──────── Supplied records

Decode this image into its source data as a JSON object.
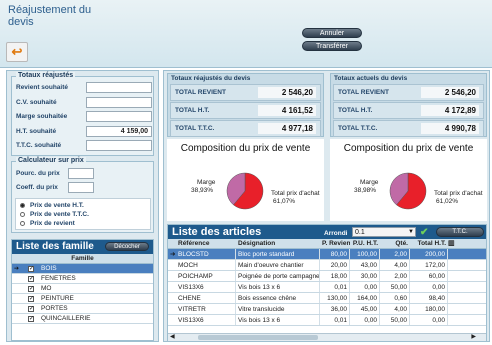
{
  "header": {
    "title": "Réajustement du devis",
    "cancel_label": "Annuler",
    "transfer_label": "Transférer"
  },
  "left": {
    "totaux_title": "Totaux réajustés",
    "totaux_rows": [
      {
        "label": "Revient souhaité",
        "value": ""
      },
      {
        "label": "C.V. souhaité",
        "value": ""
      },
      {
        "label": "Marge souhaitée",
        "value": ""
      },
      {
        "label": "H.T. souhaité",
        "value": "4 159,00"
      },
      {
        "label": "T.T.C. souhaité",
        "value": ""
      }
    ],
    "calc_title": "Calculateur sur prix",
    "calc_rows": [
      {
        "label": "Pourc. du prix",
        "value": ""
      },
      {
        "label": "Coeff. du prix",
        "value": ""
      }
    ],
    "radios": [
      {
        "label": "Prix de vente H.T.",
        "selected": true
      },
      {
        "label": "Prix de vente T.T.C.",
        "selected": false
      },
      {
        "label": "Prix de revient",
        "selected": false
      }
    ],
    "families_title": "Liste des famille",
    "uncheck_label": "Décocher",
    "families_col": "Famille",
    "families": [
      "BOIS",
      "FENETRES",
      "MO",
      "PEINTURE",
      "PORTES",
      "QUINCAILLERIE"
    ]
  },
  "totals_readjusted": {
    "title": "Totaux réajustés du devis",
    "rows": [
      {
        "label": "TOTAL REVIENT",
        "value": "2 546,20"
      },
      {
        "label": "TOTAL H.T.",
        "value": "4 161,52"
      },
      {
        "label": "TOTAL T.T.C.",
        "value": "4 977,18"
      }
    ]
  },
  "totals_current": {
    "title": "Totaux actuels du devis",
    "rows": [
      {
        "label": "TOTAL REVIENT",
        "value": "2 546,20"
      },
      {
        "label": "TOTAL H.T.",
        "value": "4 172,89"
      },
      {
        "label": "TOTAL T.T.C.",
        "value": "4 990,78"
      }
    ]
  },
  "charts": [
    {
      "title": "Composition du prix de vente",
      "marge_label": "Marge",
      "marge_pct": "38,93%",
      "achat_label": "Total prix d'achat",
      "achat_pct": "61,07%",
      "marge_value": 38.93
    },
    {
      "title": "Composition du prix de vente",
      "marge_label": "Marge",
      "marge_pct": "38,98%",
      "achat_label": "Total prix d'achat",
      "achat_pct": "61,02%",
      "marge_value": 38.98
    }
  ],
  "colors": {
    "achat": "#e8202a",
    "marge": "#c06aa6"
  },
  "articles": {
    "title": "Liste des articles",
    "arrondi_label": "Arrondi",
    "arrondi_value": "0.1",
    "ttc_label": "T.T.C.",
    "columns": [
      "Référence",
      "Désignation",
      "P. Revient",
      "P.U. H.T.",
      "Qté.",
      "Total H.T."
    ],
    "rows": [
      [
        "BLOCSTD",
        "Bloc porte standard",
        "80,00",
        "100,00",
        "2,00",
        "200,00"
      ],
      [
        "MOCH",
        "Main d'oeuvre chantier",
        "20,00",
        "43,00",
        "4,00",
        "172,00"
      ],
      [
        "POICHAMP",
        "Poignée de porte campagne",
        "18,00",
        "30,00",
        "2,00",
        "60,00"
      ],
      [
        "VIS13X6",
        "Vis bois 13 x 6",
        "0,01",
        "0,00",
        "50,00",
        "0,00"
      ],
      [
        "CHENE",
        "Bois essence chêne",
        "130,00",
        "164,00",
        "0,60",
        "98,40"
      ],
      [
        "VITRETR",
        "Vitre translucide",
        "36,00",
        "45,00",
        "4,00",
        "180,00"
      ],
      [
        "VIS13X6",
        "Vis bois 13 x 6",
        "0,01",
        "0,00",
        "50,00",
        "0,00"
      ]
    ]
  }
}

────────────────

Extract every line containing the string "Liste" from the data above.

    "families_title": "Liste des famille",
    "title": "Liste des articles",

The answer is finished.